=== Goal ===
All entries below are to be set down again, identical to the source.

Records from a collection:
◇ ◇ ◇ ◇ ◇
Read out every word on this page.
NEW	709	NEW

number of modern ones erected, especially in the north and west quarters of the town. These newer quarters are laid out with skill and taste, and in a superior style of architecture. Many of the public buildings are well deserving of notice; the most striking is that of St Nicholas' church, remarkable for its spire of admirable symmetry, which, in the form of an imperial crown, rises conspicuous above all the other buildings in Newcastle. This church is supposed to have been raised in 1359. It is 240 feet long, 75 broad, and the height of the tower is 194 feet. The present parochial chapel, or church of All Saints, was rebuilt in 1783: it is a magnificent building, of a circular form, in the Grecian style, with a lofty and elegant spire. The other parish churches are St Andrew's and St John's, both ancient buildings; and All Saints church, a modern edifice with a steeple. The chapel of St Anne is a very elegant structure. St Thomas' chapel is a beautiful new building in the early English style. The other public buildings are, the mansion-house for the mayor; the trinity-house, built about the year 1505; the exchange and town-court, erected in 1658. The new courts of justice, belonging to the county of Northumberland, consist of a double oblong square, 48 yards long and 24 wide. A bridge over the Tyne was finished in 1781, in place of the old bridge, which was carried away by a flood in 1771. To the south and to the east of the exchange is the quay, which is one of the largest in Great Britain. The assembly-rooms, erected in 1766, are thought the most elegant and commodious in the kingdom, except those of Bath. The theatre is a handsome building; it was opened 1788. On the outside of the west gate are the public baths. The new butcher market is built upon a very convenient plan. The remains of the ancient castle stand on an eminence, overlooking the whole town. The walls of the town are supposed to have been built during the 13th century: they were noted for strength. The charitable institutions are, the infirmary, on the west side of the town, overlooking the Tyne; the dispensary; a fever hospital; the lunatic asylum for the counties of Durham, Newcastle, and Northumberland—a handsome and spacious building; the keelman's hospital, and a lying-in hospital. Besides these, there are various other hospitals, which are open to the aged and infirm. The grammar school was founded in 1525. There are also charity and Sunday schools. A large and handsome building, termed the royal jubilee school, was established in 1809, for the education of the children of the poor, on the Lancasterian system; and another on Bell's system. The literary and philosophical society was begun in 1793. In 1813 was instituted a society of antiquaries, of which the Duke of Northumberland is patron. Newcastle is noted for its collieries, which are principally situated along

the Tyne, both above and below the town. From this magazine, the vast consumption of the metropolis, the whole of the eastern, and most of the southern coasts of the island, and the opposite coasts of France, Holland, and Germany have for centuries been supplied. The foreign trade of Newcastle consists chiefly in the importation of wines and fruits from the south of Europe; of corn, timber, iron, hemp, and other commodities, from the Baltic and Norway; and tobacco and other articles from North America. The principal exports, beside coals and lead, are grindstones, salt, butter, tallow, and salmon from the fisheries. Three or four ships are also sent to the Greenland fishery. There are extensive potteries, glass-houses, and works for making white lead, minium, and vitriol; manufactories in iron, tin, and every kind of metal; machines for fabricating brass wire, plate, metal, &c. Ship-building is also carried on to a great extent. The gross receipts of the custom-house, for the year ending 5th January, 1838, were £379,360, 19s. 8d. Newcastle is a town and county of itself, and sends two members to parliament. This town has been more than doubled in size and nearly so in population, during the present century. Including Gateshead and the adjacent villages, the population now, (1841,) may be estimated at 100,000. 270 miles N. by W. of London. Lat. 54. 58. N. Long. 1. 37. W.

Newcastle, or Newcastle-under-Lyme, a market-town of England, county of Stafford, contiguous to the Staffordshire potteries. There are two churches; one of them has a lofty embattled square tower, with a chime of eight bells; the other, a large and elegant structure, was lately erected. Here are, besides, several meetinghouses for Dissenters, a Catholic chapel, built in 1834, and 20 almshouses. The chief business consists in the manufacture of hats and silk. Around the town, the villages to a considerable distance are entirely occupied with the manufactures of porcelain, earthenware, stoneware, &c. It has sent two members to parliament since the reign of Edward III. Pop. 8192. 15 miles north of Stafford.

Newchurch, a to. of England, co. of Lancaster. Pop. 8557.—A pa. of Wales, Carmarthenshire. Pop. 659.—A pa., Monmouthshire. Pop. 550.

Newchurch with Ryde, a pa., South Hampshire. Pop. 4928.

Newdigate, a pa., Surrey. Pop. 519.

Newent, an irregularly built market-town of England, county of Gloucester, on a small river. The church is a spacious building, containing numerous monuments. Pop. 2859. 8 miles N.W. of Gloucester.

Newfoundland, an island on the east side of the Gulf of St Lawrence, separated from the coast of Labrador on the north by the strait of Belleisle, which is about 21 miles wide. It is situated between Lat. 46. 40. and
◇ ◇ ◇ ◇ ◇
=== Task output ===
Read out every word on this page.
NEW	709	NEW

number of modern ones erected, especially in the north and west quarters of the town. These newer quarters are laid out with skill and taste, and in a superior style of architecture. Many of the public buildings are well deserving of notice; the most striking is that of St Nicholas' church, remarkable for its spire of admirable symmetry, which, in the form of an imperial crown, rises conspicuous above all the other buildings in Newcastle. This church is supposed to have been raised in 1359. It is 240 feet long, 75 broad, and the height of the tower is 194 feet. The present parochial chapel, or church of All Saints, was rebuilt in 1783: it is a magnificent building, of a circular form, in the Grecian style, with a lofty and elegant spire. The other parish churches are St Andrew's and St John's, both ancient buildings; and All Saints church, a modern edifice with a steeple. The chapel of St Anne is a very elegant structure. St Thomas' chapel is a beautiful new building in the early English style. The other public buildings are, the mansion-house for the mayor; the trinity-house, built about the year 1505; the exchange and town-court, erected in 1658. The new courts of justice, belonging to the county of Northumberland, consist of a double oblong square, 48 yards long and 24 wide. A bridge over the Tyne was finished in 1781, in place of the old bridge, which was carried away by a flood in 1771. To the south and to the east of the exchange is the quay, which is one of the largest in Great Britain. The assembly-rooms, erected in 1766, are thought the most elegant and commodious in the kingdom, except those of Bath. The theatre is a handsome building; it was opened 1788. On the outside of the west gate are the public baths. The new butcher market is built upon a very convenient plan. The remains of the ancient castle stand on an eminence, overlooking the whole town. The walls of the town are supposed to have been built during the 13th century: they were noted for strength. The charitable institutions are, the infirmary, on the west side of the town, overlooking the Tyne; the dispensary; a fever hospital; the lunatic asylum for the counties of Durham, Newcastle, and Northumberland—a handsome and spacious building; the keelman's hospital, and a lying-in hospital. Besides these, there are various other hospitals, which are open to the aged and infirm. The grammar school was founded in 1525. There are also charity and Sunday schools. A large and handsome building, termed the royal jubilee school, was established in 1809, for the education of the children of the poor, on the Lancasterian system; and another on Bell's system. The literary and philosophical society was begun in 1793. In 1813 was instituted a society of antiquaries, of which the Duke of Northumberland is patron. Newcastle is noted for its collieries, which are principally situated along

the Tyne, both above and below the town. From this magazine, the vast consumption of the metropolis, the whole of the eastern, and most of the southern coasts of the island, and the opposite coasts of France, Holland, and Germany have for centuries been supplied. The foreign trade of Newcastle consists chiefly in the importation of wines and fruits from the south of Europe; of corn, timber, iron, hemp, and other commodities, from the Baltic and Norway; and tobacco and other articles from North America. The principal exports, beside coals and lead, are grindstones, salt, butter, tallow, and salmon from the fisheries. Three or four ships are also sent to the Greenland fishery. There are extensive potteries, glass-houses, and works for making white lead, minium, and vitriol; manufactories in iron, tin, and every kind of metal; machines for fabricating brass wire, plate, metal, &c. Ship-building is also carried on to a great extent. The gross receipts of the custom-house, for the year ending 5th January, 1838, were £379,360, 19s. 8d. Newcastle is a town and county of itself, and sends two members to parliament. This town has been more than doubled in size and nearly so in population, during the present century. Including Gateshead and the adjacent villages, the population now, (1841,) may be estimated at 100,000. 270 miles N. by W. of London. Lat. 54. 58. N. Long. 1. 37. W.

Newcastle, or Newcastle-under-Lyme, a market-town of England, county of Stafford, contiguous to the Staffordshire potteries. There are two churches; one of them has a lofty embattled square tower, with a chime of eight bells; the other, a large and elegant structure, was lately erected. Here are, besides, several meetinghouses for Dissenters, a Catholic chapel, built in 1834, and 20 almshouses. The chief business consists in the manufacture of hats and silk. Around the town, the villages to a considerable distance are entirely occupied with the manufactures of porcelain, earthenware, stoneware, &c. It has sent two members to parliament since the reign of Edward III. Pop. 8192. 15 miles north of Stafford.

Newchurch, a to. of England, co. of Lancaster. Pop. 8557.—A pa. of Wales, Carmarthenshire. Pop. 659.—A pa., Monmouthshire. Pop. 550.

Newchurch with Ryde, a pa., South Hampshire. Pop. 4928.

Newdigate, a pa., Surrey. Pop. 519.

Newent, an irregularly built market-town of England, county of Gloucester, on a small river. The church is a spacious building, containing numerous monuments. Pop. 2859. 8 miles N.W. of Gloucester.

Newfoundland, an island on the east side of the Gulf of St Lawrence, separated from the coast of Labrador on the north by the strait of Belleisle, which is about 21 miles wide. It is situated between Lat. 46. 40. and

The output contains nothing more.